→ Data to process
* BEGIN *
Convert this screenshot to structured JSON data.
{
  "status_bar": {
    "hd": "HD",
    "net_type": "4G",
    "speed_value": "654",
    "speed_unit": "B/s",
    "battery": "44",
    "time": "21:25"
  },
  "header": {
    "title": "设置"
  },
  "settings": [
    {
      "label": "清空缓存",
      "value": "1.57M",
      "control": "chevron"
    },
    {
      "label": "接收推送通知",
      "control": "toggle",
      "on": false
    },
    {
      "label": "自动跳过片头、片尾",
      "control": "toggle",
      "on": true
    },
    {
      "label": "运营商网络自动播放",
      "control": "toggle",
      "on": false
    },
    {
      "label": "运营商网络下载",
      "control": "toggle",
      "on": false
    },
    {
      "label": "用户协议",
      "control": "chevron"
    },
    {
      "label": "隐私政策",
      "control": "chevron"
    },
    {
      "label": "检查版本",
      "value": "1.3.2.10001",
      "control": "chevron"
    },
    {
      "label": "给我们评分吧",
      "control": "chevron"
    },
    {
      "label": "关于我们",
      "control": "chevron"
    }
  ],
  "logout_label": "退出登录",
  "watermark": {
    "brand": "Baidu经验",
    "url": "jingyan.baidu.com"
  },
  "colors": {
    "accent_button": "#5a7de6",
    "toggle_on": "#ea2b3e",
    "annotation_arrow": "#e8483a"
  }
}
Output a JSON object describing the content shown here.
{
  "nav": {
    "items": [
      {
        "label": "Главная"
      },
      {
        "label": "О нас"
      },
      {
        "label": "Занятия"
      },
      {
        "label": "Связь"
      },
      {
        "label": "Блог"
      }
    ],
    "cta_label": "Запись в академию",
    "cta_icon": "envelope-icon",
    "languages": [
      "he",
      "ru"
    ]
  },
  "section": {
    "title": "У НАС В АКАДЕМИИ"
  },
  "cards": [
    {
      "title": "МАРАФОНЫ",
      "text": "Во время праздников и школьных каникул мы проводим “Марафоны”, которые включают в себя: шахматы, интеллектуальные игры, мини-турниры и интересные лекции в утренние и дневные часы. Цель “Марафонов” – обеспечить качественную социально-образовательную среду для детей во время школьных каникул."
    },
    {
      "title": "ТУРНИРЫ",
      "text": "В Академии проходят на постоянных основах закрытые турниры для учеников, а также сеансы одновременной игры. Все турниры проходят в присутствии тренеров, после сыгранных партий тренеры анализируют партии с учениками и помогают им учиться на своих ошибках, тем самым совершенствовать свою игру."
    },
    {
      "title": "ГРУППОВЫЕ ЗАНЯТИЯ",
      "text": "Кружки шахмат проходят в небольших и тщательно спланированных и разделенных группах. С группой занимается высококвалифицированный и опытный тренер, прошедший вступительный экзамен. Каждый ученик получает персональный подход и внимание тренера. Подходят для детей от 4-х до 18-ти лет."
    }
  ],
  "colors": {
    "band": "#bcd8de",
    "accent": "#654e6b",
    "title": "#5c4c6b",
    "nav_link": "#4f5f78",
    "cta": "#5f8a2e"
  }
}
* END *
→ Task
Isolate the lines that hold the word "JSON" and copy all of them.

→ Task output
Convert this screenshot to structured JSON data.
Output a JSON object describing the content shown here.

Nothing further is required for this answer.